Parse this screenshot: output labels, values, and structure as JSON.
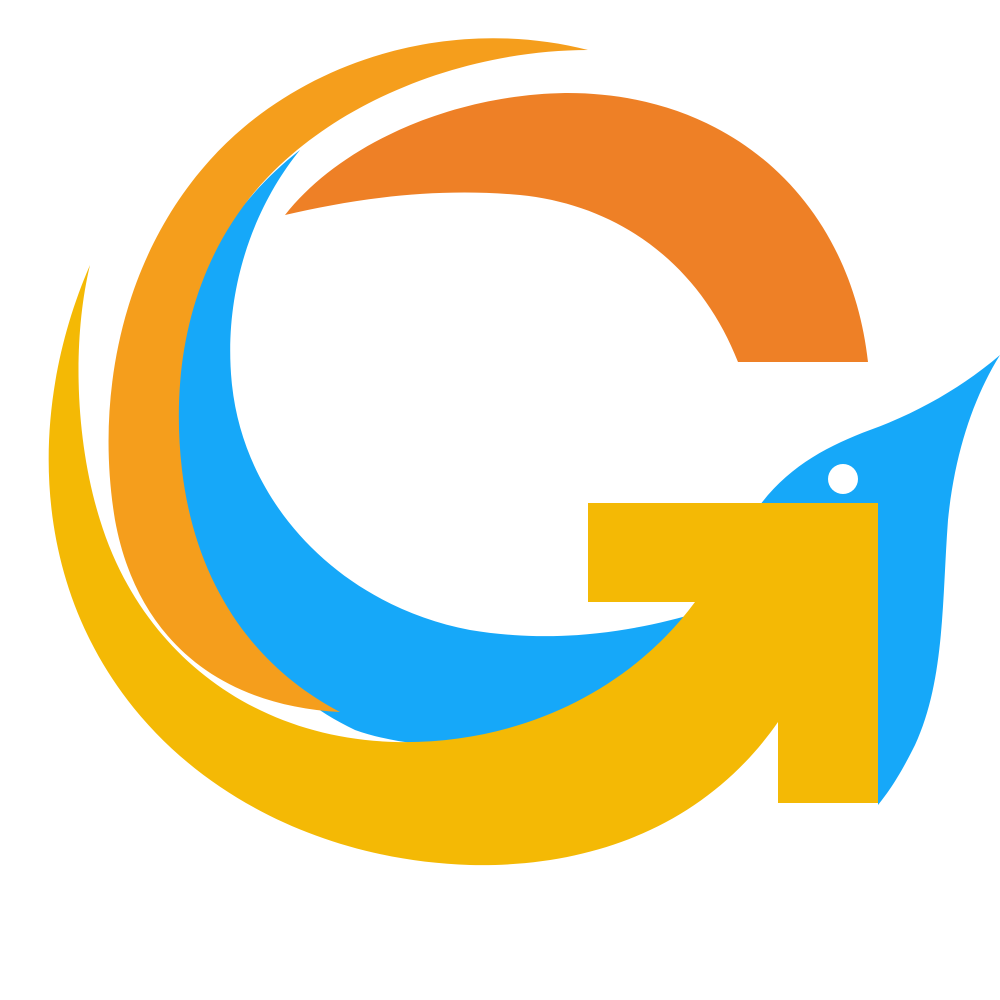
{
  "logo": {
    "letter": "G",
    "motif": "bird-head",
    "colors": {
      "background": "#FFFFFF",
      "orange_arc": "#EE8026",
      "amber_arc": "#F59E1C",
      "yellow_swoosh": "#F4B905",
      "blue_bird": "#16A8F9",
      "eye": "#FFFFFF"
    }
  }
}
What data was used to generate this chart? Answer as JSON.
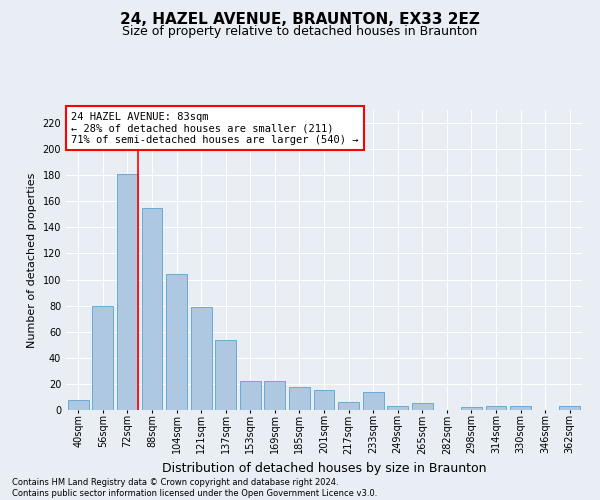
{
  "title1": "24, HAZEL AVENUE, BRAUNTON, EX33 2EZ",
  "title2": "Size of property relative to detached houses in Braunton",
  "xlabel": "Distribution of detached houses by size in Braunton",
  "ylabel": "Number of detached properties",
  "footnote": "Contains HM Land Registry data © Crown copyright and database right 2024.\nContains public sector information licensed under the Open Government Licence v3.0.",
  "categories": [
    "40sqm",
    "56sqm",
    "72sqm",
    "88sqm",
    "104sqm",
    "121sqm",
    "137sqm",
    "153sqm",
    "169sqm",
    "185sqm",
    "201sqm",
    "217sqm",
    "233sqm",
    "249sqm",
    "265sqm",
    "282sqm",
    "298sqm",
    "314sqm",
    "330sqm",
    "346sqm",
    "362sqm"
  ],
  "values": [
    8,
    80,
    181,
    155,
    104,
    79,
    54,
    22,
    22,
    18,
    15,
    6,
    14,
    3,
    5,
    0,
    2,
    3,
    3,
    0,
    3
  ],
  "bar_color": "#adc8e0",
  "bar_edge_color": "#6aaad4",
  "vline_color": "red",
  "vline_x_index": 2,
  "annotation_text": "24 HAZEL AVENUE: 83sqm\n← 28% of detached houses are smaller (211)\n71% of semi-detached houses are larger (540) →",
  "annotation_fontsize": 7.5,
  "ylim": [
    0,
    230
  ],
  "yticks": [
    0,
    20,
    40,
    60,
    80,
    100,
    120,
    140,
    160,
    180,
    200,
    220
  ],
  "background_color": "#e8eef4",
  "grid_color": "#ffffff",
  "title1_fontsize": 11,
  "title2_fontsize": 9,
  "xlabel_fontsize": 9,
  "ylabel_fontsize": 8,
  "tick_fontsize": 7
}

═══

Task: Above are records with pictures; repeat the records exactly and leave the pictures out.

Result for this task:
Parse this screenshot: output labels, values, and structure as JSON.
{
  "logo": {
    "letter": "G",
    "motif": "bird-head",
    "colors": {
      "background": "#FFFFFF",
      "orange_arc": "#EE8026",
      "amber_arc": "#F59E1C",
      "yellow_swoosh": "#F4B905",
      "blue_bird": "#16A8F9",
      "eye": "#FFFFFF"
    }
  }
}
What data was used to generate this chart? Answer as JSON.
{
  "title1": "24, HAZEL AVENUE, BRAUNTON, EX33 2EZ",
  "title2": "Size of property relative to detached houses in Braunton",
  "xlabel": "Distribution of detached houses by size in Braunton",
  "ylabel": "Number of detached properties",
  "footnote": "Contains HM Land Registry data © Crown copyright and database right 2024.\nContains public sector information licensed under the Open Government Licence v3.0.",
  "categories": [
    "40sqm",
    "56sqm",
    "72sqm",
    "88sqm",
    "104sqm",
    "121sqm",
    "137sqm",
    "153sqm",
    "169sqm",
    "185sqm",
    "201sqm",
    "217sqm",
    "233sqm",
    "249sqm",
    "265sqm",
    "282sqm",
    "298sqm",
    "314sqm",
    "330sqm",
    "346sqm",
    "362sqm"
  ],
  "values": [
    8,
    80,
    181,
    155,
    104,
    79,
    54,
    22,
    22,
    18,
    15,
    6,
    14,
    3,
    5,
    0,
    2,
    3,
    3,
    0,
    3
  ],
  "bar_color": "#adc8e0",
  "bar_edge_color": "#6aaad4",
  "vline_color": "red",
  "vline_x_index": 2,
  "annotation_text": "24 HAZEL AVENUE: 83sqm\n← 28% of detached houses are smaller (211)\n71% of semi-detached houses are larger (540) →",
  "annotation_fontsize": 7.5,
  "ylim": [
    0,
    230
  ],
  "yticks": [
    0,
    20,
    40,
    60,
    80,
    100,
    120,
    140,
    160,
    180,
    200,
    220
  ],
  "background_color": "#e8eef4",
  "grid_color": "#ffffff",
  "title1_fontsize": 11,
  "title2_fontsize": 9,
  "xlabel_fontsize": 9,
  "ylabel_fontsize": 8,
  "tick_fontsize": 7
}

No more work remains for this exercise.